### Task instructions
The listing below should be copied in full, word for word.

--------------------------------

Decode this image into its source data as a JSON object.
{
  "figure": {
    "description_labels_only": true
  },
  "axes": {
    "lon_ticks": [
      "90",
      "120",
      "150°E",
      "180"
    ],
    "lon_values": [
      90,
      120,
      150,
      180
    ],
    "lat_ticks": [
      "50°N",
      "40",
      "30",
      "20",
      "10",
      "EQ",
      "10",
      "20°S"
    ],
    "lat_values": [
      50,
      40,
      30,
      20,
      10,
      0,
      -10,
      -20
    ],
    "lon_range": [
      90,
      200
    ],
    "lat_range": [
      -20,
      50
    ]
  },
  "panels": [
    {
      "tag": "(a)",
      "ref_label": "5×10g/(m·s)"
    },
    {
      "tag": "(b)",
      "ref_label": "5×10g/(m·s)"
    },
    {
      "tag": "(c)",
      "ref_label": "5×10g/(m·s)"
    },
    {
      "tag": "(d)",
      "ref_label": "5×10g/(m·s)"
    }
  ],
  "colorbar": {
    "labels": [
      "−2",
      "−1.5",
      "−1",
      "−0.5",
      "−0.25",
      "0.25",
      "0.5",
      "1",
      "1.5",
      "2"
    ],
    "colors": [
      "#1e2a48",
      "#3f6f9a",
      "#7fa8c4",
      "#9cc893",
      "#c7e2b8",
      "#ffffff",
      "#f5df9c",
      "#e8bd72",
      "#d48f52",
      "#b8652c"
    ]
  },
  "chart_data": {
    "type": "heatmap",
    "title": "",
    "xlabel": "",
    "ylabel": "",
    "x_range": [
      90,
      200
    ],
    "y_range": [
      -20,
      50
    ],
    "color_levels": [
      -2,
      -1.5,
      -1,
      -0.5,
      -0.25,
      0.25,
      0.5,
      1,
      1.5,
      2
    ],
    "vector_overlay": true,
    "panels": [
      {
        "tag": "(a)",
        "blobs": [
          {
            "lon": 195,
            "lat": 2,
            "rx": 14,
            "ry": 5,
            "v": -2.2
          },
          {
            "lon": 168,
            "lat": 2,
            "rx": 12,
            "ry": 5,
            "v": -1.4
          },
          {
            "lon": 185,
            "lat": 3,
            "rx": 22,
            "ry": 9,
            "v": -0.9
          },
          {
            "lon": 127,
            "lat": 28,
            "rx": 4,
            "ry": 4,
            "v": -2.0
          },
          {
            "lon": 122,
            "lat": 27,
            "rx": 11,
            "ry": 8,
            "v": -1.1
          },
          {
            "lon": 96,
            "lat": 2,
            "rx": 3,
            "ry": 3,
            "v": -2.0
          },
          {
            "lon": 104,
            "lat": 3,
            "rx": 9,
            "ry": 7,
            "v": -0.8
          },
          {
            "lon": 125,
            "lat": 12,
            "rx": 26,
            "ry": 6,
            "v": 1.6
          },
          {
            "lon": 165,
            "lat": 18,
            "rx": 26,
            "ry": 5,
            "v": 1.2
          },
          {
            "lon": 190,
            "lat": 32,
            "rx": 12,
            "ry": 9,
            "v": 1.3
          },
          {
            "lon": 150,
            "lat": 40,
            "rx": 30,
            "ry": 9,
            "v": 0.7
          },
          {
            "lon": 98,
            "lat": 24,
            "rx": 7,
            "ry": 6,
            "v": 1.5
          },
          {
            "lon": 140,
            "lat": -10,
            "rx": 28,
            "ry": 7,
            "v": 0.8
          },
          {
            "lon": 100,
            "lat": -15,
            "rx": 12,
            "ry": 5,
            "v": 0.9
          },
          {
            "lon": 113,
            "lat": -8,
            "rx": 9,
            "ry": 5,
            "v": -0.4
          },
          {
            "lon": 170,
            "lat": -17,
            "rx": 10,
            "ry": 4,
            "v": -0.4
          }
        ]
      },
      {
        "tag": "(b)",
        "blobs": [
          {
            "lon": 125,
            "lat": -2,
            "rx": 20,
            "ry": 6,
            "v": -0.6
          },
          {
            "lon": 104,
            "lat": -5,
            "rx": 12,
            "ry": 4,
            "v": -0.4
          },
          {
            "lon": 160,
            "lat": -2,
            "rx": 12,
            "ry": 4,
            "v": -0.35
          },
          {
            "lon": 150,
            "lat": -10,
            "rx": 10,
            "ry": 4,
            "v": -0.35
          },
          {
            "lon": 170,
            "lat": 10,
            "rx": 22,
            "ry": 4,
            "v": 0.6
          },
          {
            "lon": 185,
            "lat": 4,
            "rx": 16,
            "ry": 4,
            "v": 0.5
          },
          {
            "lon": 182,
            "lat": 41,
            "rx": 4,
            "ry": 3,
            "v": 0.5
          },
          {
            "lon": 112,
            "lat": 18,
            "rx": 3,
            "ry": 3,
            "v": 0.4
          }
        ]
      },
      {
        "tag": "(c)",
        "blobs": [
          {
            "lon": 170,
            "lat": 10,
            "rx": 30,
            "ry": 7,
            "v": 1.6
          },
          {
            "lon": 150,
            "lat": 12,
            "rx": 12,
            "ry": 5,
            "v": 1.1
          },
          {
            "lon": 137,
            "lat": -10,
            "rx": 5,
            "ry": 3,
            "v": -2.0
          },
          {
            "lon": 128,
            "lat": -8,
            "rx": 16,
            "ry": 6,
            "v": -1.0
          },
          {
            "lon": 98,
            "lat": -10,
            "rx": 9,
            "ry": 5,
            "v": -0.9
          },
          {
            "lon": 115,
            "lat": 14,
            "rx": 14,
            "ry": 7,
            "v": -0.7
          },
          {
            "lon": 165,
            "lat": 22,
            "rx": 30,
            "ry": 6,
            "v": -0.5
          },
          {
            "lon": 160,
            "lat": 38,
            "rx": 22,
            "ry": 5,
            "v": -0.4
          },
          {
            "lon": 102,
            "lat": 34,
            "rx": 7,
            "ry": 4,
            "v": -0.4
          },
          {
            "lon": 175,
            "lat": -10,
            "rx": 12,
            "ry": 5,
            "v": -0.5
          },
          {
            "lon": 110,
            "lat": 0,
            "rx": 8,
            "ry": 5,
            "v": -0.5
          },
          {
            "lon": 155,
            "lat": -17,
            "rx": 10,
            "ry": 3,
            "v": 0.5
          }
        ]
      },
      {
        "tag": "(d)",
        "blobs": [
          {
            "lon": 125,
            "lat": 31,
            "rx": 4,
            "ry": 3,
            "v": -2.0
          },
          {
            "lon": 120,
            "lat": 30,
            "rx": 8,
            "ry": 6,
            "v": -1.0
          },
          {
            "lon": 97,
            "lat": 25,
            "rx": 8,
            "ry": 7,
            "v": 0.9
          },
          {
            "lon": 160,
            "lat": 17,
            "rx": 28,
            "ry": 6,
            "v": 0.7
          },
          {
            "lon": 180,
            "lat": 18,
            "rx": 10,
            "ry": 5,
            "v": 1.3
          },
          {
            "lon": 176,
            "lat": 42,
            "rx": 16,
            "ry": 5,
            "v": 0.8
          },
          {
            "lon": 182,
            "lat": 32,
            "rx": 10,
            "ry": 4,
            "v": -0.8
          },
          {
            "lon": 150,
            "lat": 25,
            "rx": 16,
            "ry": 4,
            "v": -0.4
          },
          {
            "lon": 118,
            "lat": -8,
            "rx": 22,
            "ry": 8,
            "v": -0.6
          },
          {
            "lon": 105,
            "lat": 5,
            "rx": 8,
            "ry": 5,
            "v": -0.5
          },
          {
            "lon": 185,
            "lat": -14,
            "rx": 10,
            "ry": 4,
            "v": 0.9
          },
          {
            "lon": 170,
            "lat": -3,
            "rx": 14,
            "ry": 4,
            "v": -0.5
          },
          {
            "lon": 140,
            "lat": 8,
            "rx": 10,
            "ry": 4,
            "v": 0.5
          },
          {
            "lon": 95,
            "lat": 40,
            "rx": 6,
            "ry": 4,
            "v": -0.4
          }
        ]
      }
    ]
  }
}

--------------------------------

### Result below
Decode this image into its source data as a JSON object.
{
  "figure": {
    "description_labels_only": true
  },
  "axes": {
    "lon_ticks": [
      "90",
      "120",
      "150°E",
      "180"
    ],
    "lon_values": [
      90,
      120,
      150,
      180
    ],
    "lat_ticks": [
      "50°N",
      "40",
      "30",
      "20",
      "10",
      "EQ",
      "10",
      "20°S"
    ],
    "lat_values": [
      50,
      40,
      30,
      20,
      10,
      0,
      -10,
      -20
    ],
    "lon_range": [
      90,
      200
    ],
    "lat_range": [
      -20,
      50
    ]
  },
  "panels": [
    {
      "tag": "(a)",
      "ref_label": "5×10g/(m·s)"
    },
    {
      "tag": "(b)",
      "ref_label": "5×10g/(m·s)"
    },
    {
      "tag": "(c)",
      "ref_label": "5×10g/(m·s)"
    },
    {
      "tag": "(d)",
      "ref_label": "5×10g/(m·s)"
    }
  ],
  "colorbar": {
    "labels": [
      "−2",
      "−1.5",
      "−1",
      "−0.5",
      "−0.25",
      "0.25",
      "0.5",
      "1",
      "1.5",
      "2"
    ],
    "colors": [
      "#1e2a48",
      "#3f6f9a",
      "#7fa8c4",
      "#9cc893",
      "#c7e2b8",
      "#ffffff",
      "#f5df9c",
      "#e8bd72",
      "#d48f52",
      "#b8652c"
    ]
  },
  "chart_data": {
    "type": "heatmap",
    "title": "",
    "xlabel": "",
    "ylabel": "",
    "x_range": [
      90,
      200
    ],
    "y_range": [
      -20,
      50
    ],
    "color_levels": [
      -2,
      -1.5,
      -1,
      -0.5,
      -0.25,
      0.25,
      0.5,
      1,
      1.5,
      2
    ],
    "vector_overlay": true,
    "panels": [
      {
        "tag": "(a)",
        "blobs": [
          {
            "lon": 195,
            "lat": 2,
            "rx": 14,
            "ry": 5,
            "v": -2.2
          },
          {
            "lon": 168,
            "lat": 2,
            "rx": 12,
            "ry": 5,
            "v": -1.4
          },
          {
            "lon": 185,
            "lat": 3,
            "rx": 22,
            "ry": 9,
            "v": -0.9
          },
          {
            "lon": 127,
            "lat": 28,
            "rx": 4,
            "ry": 4,
            "v": -2.0
          },
          {
            "lon": 122,
            "lat": 27,
            "rx": 11,
            "ry": 8,
            "v": -1.1
          },
          {
            "lon": 96,
            "lat": 2,
            "rx": 3,
            "ry": 3,
            "v": -2.0
          },
          {
            "lon": 104,
            "lat": 3,
            "rx": 9,
            "ry": 7,
            "v": -0.8
          },
          {
            "lon": 125,
            "lat": 12,
            "rx": 26,
            "ry": 6,
            "v": 1.6
          },
          {
            "lon": 165,
            "lat": 18,
            "rx": 26,
            "ry": 5,
            "v": 1.2
          },
          {
            "lon": 190,
            "lat": 32,
            "rx": 12,
            "ry": 9,
            "v": 1.3
          },
          {
            "lon": 150,
            "lat": 40,
            "rx": 30,
            "ry": 9,
            "v": 0.7
          },
          {
            "lon": 98,
            "lat": 24,
            "rx": 7,
            "ry": 6,
            "v": 1.5
          },
          {
            "lon": 140,
            "lat": -10,
            "rx": 28,
            "ry": 7,
            "v": 0.8
          },
          {
            "lon": 100,
            "lat": -15,
            "rx": 12,
            "ry": 5,
            "v": 0.9
          },
          {
            "lon": 113,
            "lat": -8,
            "rx": 9,
            "ry": 5,
            "v": -0.4
          },
          {
            "lon": 170,
            "lat": -17,
            "rx": 10,
            "ry": 4,
            "v": -0.4
          }
        ]
      },
      {
        "tag": "(b)",
        "blobs": [
          {
            "lon": 125,
            "lat": -2,
            "rx": 20,
            "ry": 6,
            "v": -0.6
          },
          {
            "lon": 104,
            "lat": -5,
            "rx": 12,
            "ry": 4,
            "v": -0.4
          },
          {
            "lon": 160,
            "lat": -2,
            "rx": 12,
            "ry": 4,
            "v": -0.35
          },
          {
            "lon": 150,
            "lat": -10,
            "rx": 10,
            "ry": 4,
            "v": -0.35
          },
          {
            "lon": 170,
            "lat": 10,
            "rx": 22,
            "ry": 4,
            "v": 0.6
          },
          {
            "lon": 185,
            "lat": 4,
            "rx": 16,
            "ry": 4,
            "v": 0.5
          },
          {
            "lon": 182,
            "lat": 41,
            "rx": 4,
            "ry": 3,
            "v": 0.5
          },
          {
            "lon": 112,
            "lat": 18,
            "rx": 3,
            "ry": 3,
            "v": 0.4
          }
        ]
      },
      {
        "tag": "(c)",
        "blobs": [
          {
            "lon": 170,
            "lat": 10,
            "rx": 30,
            "ry": 7,
            "v": 1.6
          },
          {
            "lon": 150,
            "lat": 12,
            "rx": 12,
            "ry": 5,
            "v": 1.1
          },
          {
            "lon": 137,
            "lat": -10,
            "rx": 5,
            "ry": 3,
            "v": -2.0
          },
          {
            "lon": 128,
            "lat": -8,
            "rx": 16,
            "ry": 6,
            "v": -1.0
          },
          {
            "lon": 98,
            "lat": -10,
            "rx": 9,
            "ry": 5,
            "v": -0.9
          },
          {
            "lon": 115,
            "lat": 14,
            "rx": 14,
            "ry": 7,
            "v": -0.7
          },
          {
            "lon": 165,
            "lat": 22,
            "rx": 30,
            "ry": 6,
            "v": -0.5
          },
          {
            "lon": 160,
            "lat": 38,
            "rx": 22,
            "ry": 5,
            "v": -0.4
          },
          {
            "lon": 102,
            "lat": 34,
            "rx": 7,
            "ry": 4,
            "v": -0.4
          },
          {
            "lon": 175,
            "lat": -10,
            "rx": 12,
            "ry": 5,
            "v": -0.5
          },
          {
            "lon": 110,
            "lat": 0,
            "rx": 8,
            "ry": 5,
            "v": -0.5
          },
          {
            "lon": 155,
            "lat": -17,
            "rx": 10,
            "ry": 3,
            "v": 0.5
          }
        ]
      },
      {
        "tag": "(d)",
        "blobs": [
          {
            "lon": 125,
            "lat": 31,
            "rx": 4,
            "ry": 3,
            "v": -2.0
          },
          {
            "lon": 120,
            "lat": 30,
            "rx": 8,
            "ry": 6,
            "v": -1.0
          },
          {
            "lon": 97,
            "lat": 25,
            "rx": 8,
            "ry": 7,
            "v": 0.9
          },
          {
            "lon": 160,
            "lat": 17,
            "rx": 28,
            "ry": 6,
            "v": 0.7
          },
          {
            "lon": 180,
            "lat": 18,
            "rx": 10,
            "ry": 5,
            "v": 1.3
          },
          {
            "lon": 176,
            "lat": 42,
            "rx": 16,
            "ry": 5,
            "v": 0.8
          },
          {
            "lon": 182,
            "lat": 32,
            "rx": 10,
            "ry": 4,
            "v": -0.8
          },
          {
            "lon": 150,
            "lat": 25,
            "rx": 16,
            "ry": 4,
            "v": -0.4
          },
          {
            "lon": 118,
            "lat": -8,
            "rx": 22,
            "ry": 8,
            "v": -0.6
          },
          {
            "lon": 105,
            "lat": 5,
            "rx": 8,
            "ry": 5,
            "v": -0.5
          },
          {
            "lon": 185,
            "lat": -14,
            "rx": 10,
            "ry": 4,
            "v": 0.9
          },
          {
            "lon": 170,
            "lat": -3,
            "rx": 14,
            "ry": 4,
            "v": -0.5
          },
          {
            "lon": 140,
            "lat": 8,
            "rx": 10,
            "ry": 4,
            "v": 0.5
          },
          {
            "lon": 95,
            "lat": 40,
            "rx": 6,
            "ry": 4,
            "v": -0.4
          }
        ]
      }
    ]
  }
}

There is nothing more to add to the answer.